Work to complete — Quote the data below in full, please, without altering anything.

Exercise material —
^^^^

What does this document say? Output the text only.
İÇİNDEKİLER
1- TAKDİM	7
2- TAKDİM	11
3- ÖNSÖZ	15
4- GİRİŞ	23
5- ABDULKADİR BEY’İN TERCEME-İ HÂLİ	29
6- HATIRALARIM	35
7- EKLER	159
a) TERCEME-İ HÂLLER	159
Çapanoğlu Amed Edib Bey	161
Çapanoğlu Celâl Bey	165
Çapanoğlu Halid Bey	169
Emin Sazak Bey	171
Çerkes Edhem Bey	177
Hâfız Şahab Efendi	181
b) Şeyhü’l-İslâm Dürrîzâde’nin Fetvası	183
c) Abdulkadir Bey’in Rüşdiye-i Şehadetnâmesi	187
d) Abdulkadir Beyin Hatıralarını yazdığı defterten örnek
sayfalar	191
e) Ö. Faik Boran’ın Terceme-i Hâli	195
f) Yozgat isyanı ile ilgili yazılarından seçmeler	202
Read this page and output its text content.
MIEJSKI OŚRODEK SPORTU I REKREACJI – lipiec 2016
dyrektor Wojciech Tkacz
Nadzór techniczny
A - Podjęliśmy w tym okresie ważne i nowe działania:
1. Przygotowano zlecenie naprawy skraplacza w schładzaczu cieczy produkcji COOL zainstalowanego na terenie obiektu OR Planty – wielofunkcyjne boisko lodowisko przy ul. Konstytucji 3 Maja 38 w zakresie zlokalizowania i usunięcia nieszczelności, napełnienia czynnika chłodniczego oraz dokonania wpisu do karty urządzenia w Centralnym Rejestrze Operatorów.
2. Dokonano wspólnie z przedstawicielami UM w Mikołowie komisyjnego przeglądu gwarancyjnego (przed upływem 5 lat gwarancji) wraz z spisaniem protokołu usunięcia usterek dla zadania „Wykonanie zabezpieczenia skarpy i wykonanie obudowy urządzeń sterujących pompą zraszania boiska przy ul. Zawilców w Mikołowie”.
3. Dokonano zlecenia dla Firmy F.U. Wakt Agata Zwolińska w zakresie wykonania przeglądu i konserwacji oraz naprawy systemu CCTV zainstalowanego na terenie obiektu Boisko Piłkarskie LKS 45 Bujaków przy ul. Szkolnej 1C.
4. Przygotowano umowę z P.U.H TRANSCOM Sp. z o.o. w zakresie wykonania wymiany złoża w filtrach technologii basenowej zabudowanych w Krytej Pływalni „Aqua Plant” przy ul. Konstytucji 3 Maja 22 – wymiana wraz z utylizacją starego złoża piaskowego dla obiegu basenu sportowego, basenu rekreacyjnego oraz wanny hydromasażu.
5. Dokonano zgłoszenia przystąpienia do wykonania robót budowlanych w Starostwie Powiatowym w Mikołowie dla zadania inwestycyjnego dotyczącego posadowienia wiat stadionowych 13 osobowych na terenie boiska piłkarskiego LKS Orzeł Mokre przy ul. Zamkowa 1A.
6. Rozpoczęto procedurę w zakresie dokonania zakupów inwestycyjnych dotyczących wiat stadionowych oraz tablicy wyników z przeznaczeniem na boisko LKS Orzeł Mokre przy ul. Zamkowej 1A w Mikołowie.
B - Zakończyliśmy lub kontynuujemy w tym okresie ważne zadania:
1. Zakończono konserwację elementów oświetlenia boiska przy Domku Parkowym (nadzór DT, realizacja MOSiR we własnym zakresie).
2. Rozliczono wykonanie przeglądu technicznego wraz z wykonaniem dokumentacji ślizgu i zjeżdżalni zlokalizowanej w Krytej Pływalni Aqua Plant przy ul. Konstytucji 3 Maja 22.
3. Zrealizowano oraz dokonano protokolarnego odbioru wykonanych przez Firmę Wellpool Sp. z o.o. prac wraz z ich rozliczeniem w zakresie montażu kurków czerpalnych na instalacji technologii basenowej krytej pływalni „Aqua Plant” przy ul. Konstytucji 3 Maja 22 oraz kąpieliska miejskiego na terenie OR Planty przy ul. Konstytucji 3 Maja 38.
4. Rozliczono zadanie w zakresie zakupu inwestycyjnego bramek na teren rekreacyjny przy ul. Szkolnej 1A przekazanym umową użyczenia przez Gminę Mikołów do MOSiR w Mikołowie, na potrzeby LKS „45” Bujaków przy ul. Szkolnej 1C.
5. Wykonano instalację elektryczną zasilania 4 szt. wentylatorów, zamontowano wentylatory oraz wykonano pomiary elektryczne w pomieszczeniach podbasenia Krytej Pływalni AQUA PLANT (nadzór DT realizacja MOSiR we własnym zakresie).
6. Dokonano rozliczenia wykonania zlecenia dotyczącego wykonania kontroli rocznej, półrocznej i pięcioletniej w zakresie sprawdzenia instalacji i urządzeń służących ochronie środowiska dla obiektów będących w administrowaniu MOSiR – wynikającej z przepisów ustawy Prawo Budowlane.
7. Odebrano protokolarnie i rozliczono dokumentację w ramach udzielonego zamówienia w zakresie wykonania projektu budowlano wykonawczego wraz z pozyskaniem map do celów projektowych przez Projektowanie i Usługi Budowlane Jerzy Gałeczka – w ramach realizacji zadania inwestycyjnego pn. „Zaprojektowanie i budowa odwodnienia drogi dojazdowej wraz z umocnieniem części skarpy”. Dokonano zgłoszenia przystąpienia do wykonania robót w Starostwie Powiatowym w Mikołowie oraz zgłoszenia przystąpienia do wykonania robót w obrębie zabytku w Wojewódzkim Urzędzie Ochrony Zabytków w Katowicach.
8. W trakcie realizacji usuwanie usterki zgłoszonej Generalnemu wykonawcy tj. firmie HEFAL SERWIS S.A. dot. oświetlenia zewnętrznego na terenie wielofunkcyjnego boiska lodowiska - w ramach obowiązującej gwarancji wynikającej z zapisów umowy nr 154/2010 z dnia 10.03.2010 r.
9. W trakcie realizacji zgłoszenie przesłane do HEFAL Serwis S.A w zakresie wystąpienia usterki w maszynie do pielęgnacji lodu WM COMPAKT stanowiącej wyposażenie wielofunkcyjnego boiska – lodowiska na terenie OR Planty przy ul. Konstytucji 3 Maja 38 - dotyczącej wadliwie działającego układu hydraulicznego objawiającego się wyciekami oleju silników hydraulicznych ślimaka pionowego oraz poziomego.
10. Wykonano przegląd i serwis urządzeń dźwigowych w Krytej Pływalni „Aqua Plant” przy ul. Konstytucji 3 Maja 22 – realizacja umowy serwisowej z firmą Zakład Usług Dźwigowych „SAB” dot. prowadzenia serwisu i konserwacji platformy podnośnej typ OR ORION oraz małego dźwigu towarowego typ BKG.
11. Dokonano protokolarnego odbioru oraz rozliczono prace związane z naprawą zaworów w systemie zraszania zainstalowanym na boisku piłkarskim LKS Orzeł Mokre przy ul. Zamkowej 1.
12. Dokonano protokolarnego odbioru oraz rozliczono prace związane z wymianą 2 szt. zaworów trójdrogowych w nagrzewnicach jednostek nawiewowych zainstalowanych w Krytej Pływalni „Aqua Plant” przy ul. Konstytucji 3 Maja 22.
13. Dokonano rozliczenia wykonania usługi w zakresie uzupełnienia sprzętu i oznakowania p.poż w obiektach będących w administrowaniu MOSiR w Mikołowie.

^^^^

Solved exercise —
What does this document say? Output the text only.
İÇİNDEKİLER
1- TAKDİM	7
2- TAKDİM	11
3- ÖNSÖZ	15
4- GİRİŞ	23
5- ABDULKADİR BEY’İN TERCEME-İ HÂLİ	29
6- HATIRALARIM	35
7- EKLER	159
a) TERCEME-İ HÂLLER	159
Çapanoğlu Amed Edib Bey	161
Çapanoğlu Celâl Bey	165
Çapanoğlu Halid Bey	169
Emin Sazak Bey	171
Çerkes Edhem Bey	177
Hâfız Şahab Efendi	181
b) Şeyhü’l-İslâm Dürrîzâde’nin Fetvası	183
c) Abdulkadir Bey’in Rüşdiye-i Şehadetnâmesi	187
d) Abdulkadir Beyin Hatıralarını yazdığı defterten örnek
sayfalar	191
e) Ö. Faik Boran’ın Terceme-i Hâli	195
f) Yozgat isyanı ile ilgili yazılarından seçmeler	202
Read this page and output its text content.
MIEJSKI OŚRODEK SPORTU I REKREACJI – lipiec 2016
dyrektor Wojciech Tkacz
Nadzór techniczny
A - Podjęliśmy w tym okresie ważne i nowe działania:
1. Przygotowano zlecenie naprawy skraplacza w schładzaczu cieczy produkcji COOL zainstalowanego na terenie obiektu OR Planty – wielofunkcyjne boisko lodowisko przy ul. Konstytucji 3 Maja 38 w zakresie zlokalizowania i usunięcia nieszczelności, napełnienia czynnika chłodniczego oraz dokonania wpisu do karty urządzenia w Centralnym Rejestrze Operatorów.
2. Dokonano wspólnie z przedstawicielami UM w Mikołowie komisyjnego przeglądu gwarancyjnego (przed upływem 5 lat gwarancji) wraz z spisaniem protokołu usunięcia usterek dla zadania „Wykonanie zabezpieczenia skarpy i wykonanie obudowy urządzeń sterujących pompą zraszania boiska przy ul. Zawilców w Mikołowie”.
3. Dokonano zlecenia dla Firmy F.U. Wakt Agata Zwolińska w zakresie wykonania przeglądu i konserwacji oraz naprawy systemu CCTV zainstalowanego na terenie obiektu Boisko Piłkarskie LKS 45 Bujaków przy ul. Szkolnej 1C.
4. Przygotowano umowę z P.U.H TRANSCOM Sp. z o.o. w zakresie wykonania wymiany złoża w filtrach technologii basenowej zabudowanych w Krytej Pływalni „Aqua Plant” przy ul. Konstytucji 3 Maja 22 – wymiana wraz z utylizacją starego złoża piaskowego dla obiegu basenu sportowego, basenu rekreacyjnego oraz wanny hydromasażu.
5. Dokonano zgłoszenia przystąpienia do wykonania robót budowlanych w Starostwie Powiatowym w Mikołowie dla zadania inwestycyjnego dotyczącego posadowienia wiat stadionowych 13 osobowych na terenie boiska piłkarskiego LKS Orzeł Mokre przy ul. Zamkowa 1A.
6. Rozpoczęto procedurę w zakresie dokonania zakupów inwestycyjnych dotyczących wiat stadionowych oraz tablicy wyników z przeznaczeniem na boisko LKS Orzeł Mokre przy ul. Zamkowej 1A w Mikołowie.
B - Zakończyliśmy lub kontynuujemy w tym okresie ważne zadania:
1. Zakończono konserwację elementów oświetlenia boiska przy Domku Parkowym (nadzór DT, realizacja MOSiR we własnym zakresie).
2. Rozliczono wykonanie przeglądu technicznego wraz z wykonaniem dokumentacji ślizgu i zjeżdżalni zlokalizowanej w Krytej Pływalni Aqua Plant przy ul. Konstytucji 3 Maja 22.
3. Zrealizowano oraz dokonano protokolarnego odbioru wykonanych przez Firmę Wellpool Sp. z o.o. prac wraz z ich rozliczeniem w zakresie montażu kurków czerpalnych na instalacji technologii basenowej krytej pływalni „Aqua Plant” przy ul. Konstytucji 3 Maja 22 oraz kąpieliska miejskiego na terenie OR Planty przy ul. Konstytucji 3 Maja 38.
4. Rozliczono zadanie w zakresie zakupu inwestycyjnego bramek na teren rekreacyjny przy ul. Szkolnej 1A przekazanym umową użyczenia przez Gminę Mikołów do MOSiR w Mikołowie, na potrzeby LKS „45” Bujaków przy ul. Szkolnej 1C.
5. Wykonano instalację elektryczną zasilania 4 szt. wentylatorów, zamontowano wentylatory oraz wykonano pomiary elektryczne w pomieszczeniach podbasenia Krytej Pływalni AQUA PLANT (nadzór DT realizacja MOSiR we własnym zakresie).
6. Dokonano rozliczenia wykonania zlecenia dotyczącego wykonania kontroli rocznej, półrocznej i pięcioletniej w zakresie sprawdzenia instalacji i urządzeń służących ochronie środowiska dla obiektów będących w administrowaniu MOSiR – wynikającej z przepisów ustawy Prawo Budowlane.
7. Odebrano protokolarnie i rozliczono dokumentację w ramach udzielonego zamówienia w zakresie wykonania projektu budowlano wykonawczego wraz z pozyskaniem map do celów projektowych przez Projektowanie i Usługi Budowlane Jerzy Gałeczka – w ramach realizacji zadania inwestycyjnego pn. „Zaprojektowanie i budowa odwodnienia drogi dojazdowej wraz z umocnieniem części skarpy”. Dokonano zgłoszenia przystąpienia do wykonania robót w Starostwie Powiatowym w Mikołowie oraz zgłoszenia przystąpienia do wykonania robót w obrębie zabytku w Wojewódzkim Urzędzie Ochrony Zabytków w Katowicach.
8. W trakcie realizacji usuwanie usterki zgłoszonej Generalnemu wykonawcy tj. firmie HEFAL SERWIS S.A. dot. oświetlenia zewnętrznego na terenie wielofunkcyjnego boiska lodowiska - w ramach obowiązującej gwarancji wynikającej z zapisów umowy nr 154/2010 z dnia 10.03.2010 r.
9. W trakcie realizacji zgłoszenie przesłane do HEFAL Serwis S.A w zakresie wystąpienia usterki w maszynie do pielęgnacji lodu WM COMPAKT stanowiącej wyposażenie wielofunkcyjnego boiska – lodowiska na terenie OR Planty przy ul. Konstytucji 3 Maja 38 - dotyczącej wadliwie działającego układu hydraulicznego objawiającego się wyciekami oleju silników hydraulicznych ślimaka pionowego oraz poziomego.
10. Wykonano przegląd i serwis urządzeń dźwigowych w Krytej Pływalni „Aqua Plant” przy ul. Konstytucji 3 Maja 22 – realizacja umowy serwisowej z firmą Zakład Usług Dźwigowych „SAB” dot. prowadzenia serwisu i konserwacji platformy podnośnej typ OR ORION oraz małego dźwigu towarowego typ BKG.
11. Dokonano protokolarnego odbioru oraz rozliczono prace związane z naprawą zaworów w systemie zraszania zainstalowanym na boisku piłkarskim LKS Orzeł Mokre przy ul. Zamkowej 1.
12. Dokonano protokolarnego odbioru oraz rozliczono prace związane z wymianą 2 szt. zaworów trójdrogowych w nagrzewnicach jednostek nawiewowych zainstalowanych w Krytej Pływalni „Aqua Plant” przy ul. Konstytucji 3 Maja 22.
13. Dokonano rozliczenia wykonania usługi w zakresie uzupełnienia sprzętu i oznakowania p.poż w obiektach będących w administrowaniu MOSiR w Mikołowie.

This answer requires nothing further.